== Challenge ==
Return a copy of each line that holds the string "this".

== Dataset ==
※

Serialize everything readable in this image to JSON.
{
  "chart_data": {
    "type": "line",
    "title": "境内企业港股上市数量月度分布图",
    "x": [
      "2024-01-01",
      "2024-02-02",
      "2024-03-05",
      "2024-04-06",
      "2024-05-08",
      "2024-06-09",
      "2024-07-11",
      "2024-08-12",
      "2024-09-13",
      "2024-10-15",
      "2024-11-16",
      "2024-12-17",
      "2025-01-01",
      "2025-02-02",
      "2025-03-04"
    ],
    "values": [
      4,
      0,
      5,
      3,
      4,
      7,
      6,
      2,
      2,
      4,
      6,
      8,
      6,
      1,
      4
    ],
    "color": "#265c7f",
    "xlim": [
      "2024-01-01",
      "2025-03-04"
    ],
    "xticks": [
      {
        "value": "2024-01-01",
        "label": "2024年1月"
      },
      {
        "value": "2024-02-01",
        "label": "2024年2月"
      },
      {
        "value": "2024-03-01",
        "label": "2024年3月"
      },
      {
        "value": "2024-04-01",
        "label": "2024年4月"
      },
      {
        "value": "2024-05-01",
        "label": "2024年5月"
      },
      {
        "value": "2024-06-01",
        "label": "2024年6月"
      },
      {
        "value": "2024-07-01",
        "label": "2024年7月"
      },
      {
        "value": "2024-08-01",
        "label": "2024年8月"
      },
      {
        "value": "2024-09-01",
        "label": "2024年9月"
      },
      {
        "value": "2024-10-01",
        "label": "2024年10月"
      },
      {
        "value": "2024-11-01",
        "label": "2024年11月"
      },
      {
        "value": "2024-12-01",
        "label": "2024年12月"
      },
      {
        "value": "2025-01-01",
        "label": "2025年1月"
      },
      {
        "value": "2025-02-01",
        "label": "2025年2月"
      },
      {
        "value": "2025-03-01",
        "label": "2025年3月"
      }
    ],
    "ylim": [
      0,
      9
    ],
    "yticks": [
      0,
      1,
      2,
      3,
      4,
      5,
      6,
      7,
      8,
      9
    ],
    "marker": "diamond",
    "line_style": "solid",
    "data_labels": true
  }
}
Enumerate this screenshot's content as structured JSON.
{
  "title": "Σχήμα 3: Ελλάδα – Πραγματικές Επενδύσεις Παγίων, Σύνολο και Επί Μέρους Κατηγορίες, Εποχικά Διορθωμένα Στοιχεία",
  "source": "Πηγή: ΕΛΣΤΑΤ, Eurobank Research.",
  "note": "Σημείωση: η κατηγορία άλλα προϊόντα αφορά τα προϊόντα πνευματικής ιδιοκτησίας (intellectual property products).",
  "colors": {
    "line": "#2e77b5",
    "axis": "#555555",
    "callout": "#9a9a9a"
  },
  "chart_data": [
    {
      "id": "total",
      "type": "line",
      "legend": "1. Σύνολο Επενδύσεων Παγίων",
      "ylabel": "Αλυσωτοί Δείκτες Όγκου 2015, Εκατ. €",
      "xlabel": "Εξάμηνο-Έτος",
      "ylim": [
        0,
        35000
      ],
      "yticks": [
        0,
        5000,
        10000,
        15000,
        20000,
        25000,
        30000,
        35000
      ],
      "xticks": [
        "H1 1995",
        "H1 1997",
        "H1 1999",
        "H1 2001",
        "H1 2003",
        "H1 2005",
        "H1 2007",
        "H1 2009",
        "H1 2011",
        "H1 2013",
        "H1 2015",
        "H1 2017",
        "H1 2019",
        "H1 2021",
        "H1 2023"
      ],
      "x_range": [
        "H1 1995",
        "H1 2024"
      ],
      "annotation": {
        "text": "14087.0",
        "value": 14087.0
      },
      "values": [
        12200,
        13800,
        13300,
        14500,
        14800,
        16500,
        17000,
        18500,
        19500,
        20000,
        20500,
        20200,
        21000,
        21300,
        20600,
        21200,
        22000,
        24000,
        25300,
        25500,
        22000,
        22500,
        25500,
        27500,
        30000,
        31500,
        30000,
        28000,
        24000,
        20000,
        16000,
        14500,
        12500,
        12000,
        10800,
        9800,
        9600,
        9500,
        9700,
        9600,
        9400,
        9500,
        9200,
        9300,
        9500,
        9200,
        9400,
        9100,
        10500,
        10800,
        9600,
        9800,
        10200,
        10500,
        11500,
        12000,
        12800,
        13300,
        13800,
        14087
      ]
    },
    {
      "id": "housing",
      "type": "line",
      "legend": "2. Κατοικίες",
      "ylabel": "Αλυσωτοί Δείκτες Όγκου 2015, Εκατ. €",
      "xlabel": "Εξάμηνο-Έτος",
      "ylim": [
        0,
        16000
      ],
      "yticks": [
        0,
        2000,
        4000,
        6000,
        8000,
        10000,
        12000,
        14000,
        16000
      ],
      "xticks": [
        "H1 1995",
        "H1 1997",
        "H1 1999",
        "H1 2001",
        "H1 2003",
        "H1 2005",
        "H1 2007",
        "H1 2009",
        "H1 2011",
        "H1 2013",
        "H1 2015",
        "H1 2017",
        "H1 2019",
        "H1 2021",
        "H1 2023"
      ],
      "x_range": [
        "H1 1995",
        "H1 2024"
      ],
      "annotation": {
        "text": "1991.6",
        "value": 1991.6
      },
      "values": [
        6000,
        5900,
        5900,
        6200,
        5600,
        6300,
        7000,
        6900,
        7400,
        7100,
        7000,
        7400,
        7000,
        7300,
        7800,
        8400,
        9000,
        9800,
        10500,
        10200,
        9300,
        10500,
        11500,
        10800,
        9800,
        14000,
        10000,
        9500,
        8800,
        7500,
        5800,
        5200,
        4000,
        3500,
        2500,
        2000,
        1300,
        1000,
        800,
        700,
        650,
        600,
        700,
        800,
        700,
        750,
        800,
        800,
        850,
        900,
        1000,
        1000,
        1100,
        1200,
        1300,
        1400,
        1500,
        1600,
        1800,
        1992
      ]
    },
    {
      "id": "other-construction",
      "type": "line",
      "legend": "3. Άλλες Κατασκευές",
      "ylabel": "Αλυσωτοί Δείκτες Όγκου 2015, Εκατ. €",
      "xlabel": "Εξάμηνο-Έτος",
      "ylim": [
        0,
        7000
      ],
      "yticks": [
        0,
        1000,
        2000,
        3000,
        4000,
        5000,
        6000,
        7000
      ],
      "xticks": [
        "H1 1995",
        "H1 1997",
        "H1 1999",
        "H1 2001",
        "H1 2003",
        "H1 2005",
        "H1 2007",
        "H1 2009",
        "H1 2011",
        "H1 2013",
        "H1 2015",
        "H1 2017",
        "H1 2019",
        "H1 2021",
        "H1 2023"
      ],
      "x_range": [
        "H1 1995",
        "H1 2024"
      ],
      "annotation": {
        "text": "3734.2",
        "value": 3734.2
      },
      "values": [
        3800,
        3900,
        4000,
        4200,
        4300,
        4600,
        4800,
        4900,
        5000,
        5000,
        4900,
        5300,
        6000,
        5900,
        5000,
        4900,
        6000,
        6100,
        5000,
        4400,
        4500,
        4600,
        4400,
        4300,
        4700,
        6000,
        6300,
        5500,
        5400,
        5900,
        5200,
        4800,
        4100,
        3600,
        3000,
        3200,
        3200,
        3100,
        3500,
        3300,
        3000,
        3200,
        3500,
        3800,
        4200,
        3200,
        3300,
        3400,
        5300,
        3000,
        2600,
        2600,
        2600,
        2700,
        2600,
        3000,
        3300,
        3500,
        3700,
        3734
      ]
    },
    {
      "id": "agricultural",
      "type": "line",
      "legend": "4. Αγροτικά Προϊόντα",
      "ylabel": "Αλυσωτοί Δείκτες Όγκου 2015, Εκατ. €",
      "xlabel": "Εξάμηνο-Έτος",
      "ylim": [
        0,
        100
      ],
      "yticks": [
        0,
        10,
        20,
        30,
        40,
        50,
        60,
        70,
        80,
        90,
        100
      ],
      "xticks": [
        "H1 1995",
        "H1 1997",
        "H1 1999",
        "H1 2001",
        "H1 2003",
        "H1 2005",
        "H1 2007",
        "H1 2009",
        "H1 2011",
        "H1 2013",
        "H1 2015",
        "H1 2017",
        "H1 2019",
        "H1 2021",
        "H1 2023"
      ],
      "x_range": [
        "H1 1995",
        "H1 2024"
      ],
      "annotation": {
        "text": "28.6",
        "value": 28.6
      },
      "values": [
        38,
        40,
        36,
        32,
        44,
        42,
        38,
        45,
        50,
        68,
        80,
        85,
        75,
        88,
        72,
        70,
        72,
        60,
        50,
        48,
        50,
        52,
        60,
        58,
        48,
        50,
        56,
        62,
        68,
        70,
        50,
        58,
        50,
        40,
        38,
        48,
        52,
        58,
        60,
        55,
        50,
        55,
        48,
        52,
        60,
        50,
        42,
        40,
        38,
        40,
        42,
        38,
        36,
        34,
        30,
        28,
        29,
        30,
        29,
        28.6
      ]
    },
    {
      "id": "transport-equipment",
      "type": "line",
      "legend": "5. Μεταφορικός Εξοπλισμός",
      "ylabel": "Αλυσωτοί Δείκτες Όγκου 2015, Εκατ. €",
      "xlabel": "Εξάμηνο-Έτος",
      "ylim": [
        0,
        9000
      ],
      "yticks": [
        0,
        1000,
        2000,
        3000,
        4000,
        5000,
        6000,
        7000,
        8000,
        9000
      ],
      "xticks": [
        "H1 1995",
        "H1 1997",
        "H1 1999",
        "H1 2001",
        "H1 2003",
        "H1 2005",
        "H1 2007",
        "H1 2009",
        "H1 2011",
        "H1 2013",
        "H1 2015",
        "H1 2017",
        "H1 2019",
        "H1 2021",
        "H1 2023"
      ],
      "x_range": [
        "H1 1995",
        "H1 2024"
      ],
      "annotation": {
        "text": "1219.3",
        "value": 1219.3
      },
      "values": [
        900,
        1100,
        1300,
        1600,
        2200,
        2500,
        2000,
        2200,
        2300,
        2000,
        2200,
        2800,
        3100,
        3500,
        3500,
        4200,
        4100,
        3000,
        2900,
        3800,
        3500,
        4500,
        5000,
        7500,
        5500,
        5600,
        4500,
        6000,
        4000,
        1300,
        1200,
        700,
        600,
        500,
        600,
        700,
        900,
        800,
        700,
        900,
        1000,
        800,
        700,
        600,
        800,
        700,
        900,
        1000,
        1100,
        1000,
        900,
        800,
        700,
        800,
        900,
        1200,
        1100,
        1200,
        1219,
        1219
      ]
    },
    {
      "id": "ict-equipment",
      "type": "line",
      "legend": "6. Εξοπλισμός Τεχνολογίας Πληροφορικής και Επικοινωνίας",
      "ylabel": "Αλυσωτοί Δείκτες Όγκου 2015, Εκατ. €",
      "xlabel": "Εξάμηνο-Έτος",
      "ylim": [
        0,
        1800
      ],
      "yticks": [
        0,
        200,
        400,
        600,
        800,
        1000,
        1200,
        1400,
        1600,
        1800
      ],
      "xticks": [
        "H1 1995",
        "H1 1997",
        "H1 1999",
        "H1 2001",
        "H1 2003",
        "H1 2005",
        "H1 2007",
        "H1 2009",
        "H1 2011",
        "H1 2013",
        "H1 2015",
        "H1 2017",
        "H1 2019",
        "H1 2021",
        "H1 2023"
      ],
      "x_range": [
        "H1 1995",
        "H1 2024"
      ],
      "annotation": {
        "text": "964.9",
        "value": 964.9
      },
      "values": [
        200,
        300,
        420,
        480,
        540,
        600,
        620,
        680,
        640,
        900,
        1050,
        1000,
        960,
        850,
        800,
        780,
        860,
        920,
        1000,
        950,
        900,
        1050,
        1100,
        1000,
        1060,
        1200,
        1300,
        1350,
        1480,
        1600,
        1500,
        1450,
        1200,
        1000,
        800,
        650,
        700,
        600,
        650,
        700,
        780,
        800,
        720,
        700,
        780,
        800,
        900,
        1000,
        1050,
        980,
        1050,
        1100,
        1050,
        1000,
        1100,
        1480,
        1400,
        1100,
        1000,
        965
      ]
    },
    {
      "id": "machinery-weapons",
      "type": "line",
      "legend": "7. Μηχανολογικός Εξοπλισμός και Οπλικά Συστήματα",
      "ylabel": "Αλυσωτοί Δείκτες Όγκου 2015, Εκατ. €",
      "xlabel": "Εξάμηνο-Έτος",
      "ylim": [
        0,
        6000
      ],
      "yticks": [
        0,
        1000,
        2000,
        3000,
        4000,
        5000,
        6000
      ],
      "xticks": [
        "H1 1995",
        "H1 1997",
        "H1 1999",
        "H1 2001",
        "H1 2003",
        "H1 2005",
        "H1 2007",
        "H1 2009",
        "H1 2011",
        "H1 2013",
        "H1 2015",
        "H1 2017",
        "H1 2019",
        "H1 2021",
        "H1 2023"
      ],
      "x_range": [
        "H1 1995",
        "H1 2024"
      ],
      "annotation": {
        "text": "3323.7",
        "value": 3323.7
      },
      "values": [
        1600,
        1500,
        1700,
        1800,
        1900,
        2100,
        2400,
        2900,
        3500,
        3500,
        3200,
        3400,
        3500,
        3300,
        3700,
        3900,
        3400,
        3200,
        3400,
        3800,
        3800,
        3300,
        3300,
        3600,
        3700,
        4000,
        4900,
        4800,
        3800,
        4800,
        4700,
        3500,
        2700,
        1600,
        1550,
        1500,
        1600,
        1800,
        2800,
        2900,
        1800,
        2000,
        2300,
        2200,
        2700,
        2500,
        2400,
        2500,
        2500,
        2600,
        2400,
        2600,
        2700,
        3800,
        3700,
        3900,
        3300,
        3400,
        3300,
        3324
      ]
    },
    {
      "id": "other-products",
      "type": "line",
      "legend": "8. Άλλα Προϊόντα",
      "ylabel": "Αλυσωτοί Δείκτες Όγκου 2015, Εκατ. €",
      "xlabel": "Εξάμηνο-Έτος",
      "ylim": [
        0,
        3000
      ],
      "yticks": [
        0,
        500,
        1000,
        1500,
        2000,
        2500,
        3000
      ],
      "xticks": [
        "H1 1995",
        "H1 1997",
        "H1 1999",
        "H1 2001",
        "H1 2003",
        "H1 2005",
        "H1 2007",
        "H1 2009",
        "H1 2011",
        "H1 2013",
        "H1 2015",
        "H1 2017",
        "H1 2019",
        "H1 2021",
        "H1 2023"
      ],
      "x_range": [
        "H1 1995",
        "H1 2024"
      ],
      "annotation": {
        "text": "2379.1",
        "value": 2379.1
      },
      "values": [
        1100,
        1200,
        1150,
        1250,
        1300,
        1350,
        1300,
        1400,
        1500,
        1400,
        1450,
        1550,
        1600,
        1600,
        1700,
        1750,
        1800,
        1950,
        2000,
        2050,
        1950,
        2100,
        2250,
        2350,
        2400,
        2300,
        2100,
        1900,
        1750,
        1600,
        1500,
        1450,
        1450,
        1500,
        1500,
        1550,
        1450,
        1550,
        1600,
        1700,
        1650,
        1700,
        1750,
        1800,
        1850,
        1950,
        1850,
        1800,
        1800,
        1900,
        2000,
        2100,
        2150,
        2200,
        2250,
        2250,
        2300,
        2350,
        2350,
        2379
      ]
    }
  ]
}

※

== In response ==
Serialize everything readable in this image to JSON.
Enumerate this screenshot's content as structured JSON.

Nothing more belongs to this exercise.